— START OF Given information —

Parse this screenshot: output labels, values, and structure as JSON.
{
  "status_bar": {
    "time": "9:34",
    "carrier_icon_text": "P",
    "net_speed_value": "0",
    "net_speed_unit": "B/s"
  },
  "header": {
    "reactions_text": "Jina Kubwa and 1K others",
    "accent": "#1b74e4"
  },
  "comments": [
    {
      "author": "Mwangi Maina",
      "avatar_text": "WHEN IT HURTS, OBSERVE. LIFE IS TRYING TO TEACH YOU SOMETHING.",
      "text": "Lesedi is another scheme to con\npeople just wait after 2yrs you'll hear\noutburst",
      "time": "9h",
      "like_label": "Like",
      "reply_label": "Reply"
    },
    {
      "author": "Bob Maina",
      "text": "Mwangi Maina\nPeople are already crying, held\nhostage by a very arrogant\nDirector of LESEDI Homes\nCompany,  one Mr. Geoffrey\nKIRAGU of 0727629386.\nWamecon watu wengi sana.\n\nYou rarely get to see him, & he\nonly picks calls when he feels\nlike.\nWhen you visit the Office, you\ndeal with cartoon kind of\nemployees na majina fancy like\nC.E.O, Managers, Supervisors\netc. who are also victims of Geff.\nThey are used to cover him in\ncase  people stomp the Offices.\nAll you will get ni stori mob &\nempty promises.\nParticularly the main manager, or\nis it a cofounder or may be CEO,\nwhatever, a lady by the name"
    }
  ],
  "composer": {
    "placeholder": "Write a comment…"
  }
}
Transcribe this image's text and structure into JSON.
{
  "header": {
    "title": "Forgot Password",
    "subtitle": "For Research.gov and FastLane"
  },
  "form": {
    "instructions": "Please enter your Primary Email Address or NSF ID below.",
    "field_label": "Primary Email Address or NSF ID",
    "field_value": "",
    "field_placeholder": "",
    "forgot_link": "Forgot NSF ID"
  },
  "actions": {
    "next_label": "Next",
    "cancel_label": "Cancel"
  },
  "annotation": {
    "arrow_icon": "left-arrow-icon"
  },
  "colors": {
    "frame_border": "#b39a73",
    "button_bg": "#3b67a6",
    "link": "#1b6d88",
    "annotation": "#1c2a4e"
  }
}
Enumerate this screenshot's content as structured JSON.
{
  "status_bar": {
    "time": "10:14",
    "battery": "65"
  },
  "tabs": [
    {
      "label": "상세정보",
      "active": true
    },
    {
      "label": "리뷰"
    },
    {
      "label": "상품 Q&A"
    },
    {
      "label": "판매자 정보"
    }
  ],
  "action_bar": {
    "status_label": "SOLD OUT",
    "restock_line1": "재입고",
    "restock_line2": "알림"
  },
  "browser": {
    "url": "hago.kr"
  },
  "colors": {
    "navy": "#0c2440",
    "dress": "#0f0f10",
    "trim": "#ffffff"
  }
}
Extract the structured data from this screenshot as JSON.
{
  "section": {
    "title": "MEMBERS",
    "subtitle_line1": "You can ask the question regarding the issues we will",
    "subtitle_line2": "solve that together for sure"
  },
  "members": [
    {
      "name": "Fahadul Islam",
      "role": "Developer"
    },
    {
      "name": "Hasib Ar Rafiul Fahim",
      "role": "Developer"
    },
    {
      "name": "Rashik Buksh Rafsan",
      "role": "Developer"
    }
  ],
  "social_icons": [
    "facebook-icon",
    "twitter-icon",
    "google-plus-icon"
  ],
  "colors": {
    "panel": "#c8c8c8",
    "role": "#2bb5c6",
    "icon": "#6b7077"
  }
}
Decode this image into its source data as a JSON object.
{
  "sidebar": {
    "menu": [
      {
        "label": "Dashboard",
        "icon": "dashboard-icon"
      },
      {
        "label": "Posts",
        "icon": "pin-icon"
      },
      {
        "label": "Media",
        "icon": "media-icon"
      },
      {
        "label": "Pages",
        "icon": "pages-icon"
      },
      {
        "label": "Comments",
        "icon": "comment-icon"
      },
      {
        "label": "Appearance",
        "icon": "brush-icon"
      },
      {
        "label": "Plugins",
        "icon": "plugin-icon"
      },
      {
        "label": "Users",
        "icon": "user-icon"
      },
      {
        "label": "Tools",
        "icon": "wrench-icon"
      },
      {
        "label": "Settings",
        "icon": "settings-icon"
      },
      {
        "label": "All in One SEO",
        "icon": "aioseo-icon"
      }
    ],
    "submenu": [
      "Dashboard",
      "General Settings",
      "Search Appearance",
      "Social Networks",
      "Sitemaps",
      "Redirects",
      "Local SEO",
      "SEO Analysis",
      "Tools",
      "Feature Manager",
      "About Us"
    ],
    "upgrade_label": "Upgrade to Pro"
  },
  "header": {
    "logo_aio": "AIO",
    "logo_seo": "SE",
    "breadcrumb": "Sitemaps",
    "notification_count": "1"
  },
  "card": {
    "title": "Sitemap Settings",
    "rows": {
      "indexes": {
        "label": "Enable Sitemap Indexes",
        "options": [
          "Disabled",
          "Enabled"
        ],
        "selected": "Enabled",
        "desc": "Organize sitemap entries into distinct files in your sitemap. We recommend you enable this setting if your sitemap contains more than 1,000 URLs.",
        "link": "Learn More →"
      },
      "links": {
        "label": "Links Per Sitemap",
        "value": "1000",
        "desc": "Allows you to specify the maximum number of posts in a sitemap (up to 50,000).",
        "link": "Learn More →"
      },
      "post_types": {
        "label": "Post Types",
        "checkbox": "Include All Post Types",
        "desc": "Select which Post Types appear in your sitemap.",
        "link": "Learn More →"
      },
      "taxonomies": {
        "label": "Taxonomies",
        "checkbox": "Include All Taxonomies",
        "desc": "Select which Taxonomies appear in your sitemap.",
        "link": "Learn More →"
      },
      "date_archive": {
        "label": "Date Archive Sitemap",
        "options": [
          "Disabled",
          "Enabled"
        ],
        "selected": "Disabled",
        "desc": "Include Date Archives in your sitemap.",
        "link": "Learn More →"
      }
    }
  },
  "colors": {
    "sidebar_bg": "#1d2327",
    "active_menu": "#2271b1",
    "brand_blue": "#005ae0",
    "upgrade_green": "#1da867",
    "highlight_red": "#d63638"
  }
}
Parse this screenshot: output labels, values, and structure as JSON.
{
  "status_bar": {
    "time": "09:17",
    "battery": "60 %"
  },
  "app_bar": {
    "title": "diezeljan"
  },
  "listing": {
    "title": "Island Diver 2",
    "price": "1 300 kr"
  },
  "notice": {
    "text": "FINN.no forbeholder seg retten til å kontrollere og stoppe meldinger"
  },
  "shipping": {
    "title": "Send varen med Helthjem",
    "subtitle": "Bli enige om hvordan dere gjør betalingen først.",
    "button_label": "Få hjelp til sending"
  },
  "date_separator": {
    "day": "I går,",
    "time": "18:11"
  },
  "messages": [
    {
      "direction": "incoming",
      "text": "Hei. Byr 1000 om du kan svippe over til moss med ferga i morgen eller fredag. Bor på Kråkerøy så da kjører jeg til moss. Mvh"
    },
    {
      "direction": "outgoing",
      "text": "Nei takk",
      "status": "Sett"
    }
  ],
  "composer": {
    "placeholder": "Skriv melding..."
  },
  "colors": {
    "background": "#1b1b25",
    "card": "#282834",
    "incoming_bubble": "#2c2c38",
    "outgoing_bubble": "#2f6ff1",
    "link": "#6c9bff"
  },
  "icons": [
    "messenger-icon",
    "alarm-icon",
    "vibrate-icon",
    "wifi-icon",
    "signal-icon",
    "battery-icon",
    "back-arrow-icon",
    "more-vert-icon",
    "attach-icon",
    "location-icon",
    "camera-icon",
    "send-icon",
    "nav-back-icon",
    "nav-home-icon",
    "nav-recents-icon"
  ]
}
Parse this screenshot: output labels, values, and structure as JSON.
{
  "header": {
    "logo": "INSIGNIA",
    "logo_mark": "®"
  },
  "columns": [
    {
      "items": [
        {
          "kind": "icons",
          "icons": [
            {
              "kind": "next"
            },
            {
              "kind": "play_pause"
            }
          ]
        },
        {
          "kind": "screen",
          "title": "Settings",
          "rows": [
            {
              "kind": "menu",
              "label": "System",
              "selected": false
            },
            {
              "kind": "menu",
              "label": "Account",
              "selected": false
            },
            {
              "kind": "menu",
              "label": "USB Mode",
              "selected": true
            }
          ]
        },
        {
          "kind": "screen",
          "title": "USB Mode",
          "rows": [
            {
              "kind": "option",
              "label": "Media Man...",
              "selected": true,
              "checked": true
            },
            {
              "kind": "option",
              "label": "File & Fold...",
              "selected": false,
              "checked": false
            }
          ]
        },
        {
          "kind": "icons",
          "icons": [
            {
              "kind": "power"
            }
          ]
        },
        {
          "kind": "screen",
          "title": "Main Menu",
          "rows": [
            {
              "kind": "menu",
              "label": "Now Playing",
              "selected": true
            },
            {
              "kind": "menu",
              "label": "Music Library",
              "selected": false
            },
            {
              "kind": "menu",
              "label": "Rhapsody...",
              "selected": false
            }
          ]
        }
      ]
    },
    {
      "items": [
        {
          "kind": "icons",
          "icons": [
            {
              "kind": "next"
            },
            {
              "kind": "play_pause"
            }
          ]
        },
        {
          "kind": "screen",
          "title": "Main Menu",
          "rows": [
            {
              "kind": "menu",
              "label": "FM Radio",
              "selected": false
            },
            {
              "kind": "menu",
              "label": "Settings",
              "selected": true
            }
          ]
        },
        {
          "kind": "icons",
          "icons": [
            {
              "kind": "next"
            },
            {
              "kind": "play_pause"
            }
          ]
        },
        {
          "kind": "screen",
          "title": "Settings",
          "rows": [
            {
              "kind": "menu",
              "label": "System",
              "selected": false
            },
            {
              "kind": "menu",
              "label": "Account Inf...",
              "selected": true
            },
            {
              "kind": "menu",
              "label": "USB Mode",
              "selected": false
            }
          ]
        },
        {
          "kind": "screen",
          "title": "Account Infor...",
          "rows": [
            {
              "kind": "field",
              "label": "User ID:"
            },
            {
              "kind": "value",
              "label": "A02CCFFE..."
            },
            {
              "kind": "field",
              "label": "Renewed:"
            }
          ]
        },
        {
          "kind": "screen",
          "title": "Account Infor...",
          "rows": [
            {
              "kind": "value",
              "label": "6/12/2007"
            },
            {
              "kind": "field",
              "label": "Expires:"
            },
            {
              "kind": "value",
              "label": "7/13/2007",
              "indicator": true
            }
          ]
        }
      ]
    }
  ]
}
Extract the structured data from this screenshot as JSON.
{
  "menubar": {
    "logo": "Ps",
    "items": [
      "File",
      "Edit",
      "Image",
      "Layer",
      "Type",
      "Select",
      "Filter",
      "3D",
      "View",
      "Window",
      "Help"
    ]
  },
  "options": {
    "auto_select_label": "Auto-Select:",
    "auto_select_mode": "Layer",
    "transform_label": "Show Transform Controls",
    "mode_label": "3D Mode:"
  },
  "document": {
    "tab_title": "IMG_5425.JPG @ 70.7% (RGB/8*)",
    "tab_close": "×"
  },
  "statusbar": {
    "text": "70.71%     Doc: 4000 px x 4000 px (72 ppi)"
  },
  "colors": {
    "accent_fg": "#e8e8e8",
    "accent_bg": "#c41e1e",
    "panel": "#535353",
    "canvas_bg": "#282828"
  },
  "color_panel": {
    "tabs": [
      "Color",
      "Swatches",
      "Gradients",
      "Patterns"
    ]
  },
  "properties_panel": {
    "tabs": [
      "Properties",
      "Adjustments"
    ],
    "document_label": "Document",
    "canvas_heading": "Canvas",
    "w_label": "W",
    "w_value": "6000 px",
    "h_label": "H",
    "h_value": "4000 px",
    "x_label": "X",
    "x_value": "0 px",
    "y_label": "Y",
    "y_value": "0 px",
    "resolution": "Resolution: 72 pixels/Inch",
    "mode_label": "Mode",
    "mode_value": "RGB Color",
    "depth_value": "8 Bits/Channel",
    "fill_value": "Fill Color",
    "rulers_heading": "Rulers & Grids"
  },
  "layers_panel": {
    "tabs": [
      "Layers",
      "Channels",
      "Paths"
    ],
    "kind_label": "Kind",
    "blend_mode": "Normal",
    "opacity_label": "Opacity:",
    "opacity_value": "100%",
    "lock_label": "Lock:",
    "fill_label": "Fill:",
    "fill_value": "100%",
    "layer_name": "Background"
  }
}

— END OF Given information —

### [Written request]
State the number of lines holding the word "Mwangi" in the listing. Add nothing else.

### [Expected answer]
2